PROBLEM DESCRIPTION
From the entries below, extract every line that includes the word "screenshot".

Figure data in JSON
********************
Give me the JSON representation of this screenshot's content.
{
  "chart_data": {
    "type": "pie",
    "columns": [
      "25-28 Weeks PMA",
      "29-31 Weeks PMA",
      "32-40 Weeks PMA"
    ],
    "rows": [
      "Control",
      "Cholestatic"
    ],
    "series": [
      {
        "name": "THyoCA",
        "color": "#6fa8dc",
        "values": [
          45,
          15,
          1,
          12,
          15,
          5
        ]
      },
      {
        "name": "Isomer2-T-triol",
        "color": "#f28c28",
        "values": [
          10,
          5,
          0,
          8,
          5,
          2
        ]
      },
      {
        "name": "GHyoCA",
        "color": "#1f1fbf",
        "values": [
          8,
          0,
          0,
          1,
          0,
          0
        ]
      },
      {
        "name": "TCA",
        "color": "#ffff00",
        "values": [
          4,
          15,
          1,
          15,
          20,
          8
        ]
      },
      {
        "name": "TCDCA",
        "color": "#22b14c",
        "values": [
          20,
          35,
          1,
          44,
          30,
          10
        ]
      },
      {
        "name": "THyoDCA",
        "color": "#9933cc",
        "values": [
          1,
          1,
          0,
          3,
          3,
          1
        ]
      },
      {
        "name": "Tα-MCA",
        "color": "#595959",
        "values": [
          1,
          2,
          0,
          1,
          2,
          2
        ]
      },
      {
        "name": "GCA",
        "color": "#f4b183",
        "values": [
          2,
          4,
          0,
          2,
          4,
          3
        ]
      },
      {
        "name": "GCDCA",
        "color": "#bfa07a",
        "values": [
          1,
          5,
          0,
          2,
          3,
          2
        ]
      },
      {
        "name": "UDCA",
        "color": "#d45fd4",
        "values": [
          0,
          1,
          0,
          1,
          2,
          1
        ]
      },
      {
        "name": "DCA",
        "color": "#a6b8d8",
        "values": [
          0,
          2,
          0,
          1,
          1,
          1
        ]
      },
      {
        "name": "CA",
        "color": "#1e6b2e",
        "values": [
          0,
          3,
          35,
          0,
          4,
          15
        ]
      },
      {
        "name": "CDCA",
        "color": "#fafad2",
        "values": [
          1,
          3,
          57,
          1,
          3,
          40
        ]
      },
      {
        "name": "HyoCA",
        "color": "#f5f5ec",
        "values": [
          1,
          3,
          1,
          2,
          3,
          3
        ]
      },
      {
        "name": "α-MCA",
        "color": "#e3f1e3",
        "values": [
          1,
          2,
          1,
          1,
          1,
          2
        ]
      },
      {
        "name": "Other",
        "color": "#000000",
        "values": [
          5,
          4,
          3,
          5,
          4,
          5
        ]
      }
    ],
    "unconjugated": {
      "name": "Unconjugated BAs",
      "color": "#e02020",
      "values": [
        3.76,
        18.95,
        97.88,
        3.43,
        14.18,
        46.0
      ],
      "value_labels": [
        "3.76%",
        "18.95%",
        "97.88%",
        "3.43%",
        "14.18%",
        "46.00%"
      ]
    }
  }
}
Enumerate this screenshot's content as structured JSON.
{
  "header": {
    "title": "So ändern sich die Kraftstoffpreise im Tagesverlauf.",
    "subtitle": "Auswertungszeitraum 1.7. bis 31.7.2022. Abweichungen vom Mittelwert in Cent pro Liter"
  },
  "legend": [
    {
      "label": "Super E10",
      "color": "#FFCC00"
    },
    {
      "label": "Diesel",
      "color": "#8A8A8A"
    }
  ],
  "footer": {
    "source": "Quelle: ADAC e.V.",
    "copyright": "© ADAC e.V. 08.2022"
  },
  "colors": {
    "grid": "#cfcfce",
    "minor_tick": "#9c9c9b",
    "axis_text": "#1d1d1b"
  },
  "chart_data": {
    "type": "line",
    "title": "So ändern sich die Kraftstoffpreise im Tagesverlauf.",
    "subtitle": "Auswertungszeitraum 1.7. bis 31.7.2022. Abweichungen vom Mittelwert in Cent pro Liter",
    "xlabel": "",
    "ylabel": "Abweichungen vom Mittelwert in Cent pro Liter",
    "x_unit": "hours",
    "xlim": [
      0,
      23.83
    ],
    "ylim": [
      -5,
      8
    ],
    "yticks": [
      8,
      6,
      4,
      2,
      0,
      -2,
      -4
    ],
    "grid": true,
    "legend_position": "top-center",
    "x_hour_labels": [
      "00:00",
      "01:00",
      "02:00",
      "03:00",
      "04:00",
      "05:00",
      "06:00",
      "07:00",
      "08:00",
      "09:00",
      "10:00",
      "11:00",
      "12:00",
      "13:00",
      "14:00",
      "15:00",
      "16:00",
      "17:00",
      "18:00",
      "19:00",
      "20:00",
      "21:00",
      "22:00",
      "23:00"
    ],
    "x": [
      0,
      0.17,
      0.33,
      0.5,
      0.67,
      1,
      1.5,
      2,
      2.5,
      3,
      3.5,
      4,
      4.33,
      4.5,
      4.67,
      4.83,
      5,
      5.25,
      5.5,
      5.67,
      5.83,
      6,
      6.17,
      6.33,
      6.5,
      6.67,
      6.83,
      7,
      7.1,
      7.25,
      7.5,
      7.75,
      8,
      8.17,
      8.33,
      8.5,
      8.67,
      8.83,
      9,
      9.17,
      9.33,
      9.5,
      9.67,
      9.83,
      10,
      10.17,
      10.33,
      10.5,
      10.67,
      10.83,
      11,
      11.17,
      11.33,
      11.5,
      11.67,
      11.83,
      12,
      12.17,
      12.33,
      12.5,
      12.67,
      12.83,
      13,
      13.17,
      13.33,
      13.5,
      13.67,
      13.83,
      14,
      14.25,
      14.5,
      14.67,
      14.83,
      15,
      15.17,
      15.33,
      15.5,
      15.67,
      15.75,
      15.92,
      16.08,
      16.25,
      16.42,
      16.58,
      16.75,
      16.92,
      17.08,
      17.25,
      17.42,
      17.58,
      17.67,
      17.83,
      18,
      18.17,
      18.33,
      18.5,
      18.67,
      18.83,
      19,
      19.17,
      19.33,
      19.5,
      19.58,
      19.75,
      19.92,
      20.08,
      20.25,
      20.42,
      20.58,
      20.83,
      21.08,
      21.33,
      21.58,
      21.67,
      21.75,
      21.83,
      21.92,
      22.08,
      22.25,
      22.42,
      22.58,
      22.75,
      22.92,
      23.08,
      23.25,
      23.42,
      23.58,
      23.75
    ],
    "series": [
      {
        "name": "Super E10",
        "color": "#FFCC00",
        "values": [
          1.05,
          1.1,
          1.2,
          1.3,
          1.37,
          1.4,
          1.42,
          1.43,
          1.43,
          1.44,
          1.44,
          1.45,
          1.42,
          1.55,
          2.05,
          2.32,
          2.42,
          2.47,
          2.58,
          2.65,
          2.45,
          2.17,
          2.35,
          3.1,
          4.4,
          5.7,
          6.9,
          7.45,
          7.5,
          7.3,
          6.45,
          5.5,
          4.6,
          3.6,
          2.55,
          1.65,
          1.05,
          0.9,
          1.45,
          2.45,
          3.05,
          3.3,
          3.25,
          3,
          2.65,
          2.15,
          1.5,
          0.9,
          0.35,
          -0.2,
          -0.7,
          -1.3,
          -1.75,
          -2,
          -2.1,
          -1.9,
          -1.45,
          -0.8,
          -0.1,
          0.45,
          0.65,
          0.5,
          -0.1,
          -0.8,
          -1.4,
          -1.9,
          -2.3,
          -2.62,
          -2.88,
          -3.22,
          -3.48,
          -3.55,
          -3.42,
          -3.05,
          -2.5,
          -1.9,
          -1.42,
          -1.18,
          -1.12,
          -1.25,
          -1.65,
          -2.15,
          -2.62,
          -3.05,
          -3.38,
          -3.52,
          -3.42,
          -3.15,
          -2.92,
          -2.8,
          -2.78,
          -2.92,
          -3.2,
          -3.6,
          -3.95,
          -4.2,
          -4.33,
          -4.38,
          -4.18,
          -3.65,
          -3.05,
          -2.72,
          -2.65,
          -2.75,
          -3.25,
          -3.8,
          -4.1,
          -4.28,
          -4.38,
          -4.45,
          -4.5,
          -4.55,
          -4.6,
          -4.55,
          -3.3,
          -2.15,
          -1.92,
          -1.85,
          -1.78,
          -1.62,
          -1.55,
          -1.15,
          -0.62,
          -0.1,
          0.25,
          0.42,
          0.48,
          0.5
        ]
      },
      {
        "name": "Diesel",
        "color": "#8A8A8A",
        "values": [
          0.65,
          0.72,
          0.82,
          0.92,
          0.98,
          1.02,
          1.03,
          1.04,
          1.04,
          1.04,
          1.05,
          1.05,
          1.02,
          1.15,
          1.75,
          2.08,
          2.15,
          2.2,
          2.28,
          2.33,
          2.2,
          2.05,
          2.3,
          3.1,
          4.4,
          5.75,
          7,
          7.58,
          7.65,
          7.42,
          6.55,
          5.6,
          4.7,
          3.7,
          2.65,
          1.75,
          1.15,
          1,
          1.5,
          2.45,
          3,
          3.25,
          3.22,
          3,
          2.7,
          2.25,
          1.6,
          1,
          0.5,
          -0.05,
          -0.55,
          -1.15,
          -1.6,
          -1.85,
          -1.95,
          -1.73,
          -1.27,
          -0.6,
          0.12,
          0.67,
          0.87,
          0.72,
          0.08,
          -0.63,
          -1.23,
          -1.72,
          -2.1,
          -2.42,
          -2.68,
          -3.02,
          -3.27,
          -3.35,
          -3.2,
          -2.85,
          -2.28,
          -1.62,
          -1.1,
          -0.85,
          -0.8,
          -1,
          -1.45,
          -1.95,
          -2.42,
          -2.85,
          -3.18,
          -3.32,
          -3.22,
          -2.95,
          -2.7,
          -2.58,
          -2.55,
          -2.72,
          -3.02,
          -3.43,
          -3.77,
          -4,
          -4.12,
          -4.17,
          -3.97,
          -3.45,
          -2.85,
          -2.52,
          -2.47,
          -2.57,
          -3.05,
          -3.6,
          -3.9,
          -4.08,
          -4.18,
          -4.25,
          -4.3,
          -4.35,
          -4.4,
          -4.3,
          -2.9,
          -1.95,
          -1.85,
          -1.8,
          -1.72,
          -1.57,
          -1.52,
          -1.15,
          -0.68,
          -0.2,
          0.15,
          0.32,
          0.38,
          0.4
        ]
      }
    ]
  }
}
********************
THE OUTPUT
Give me the JSON representation of this screenshot's content.
Enumerate this screenshot's content as structured JSON.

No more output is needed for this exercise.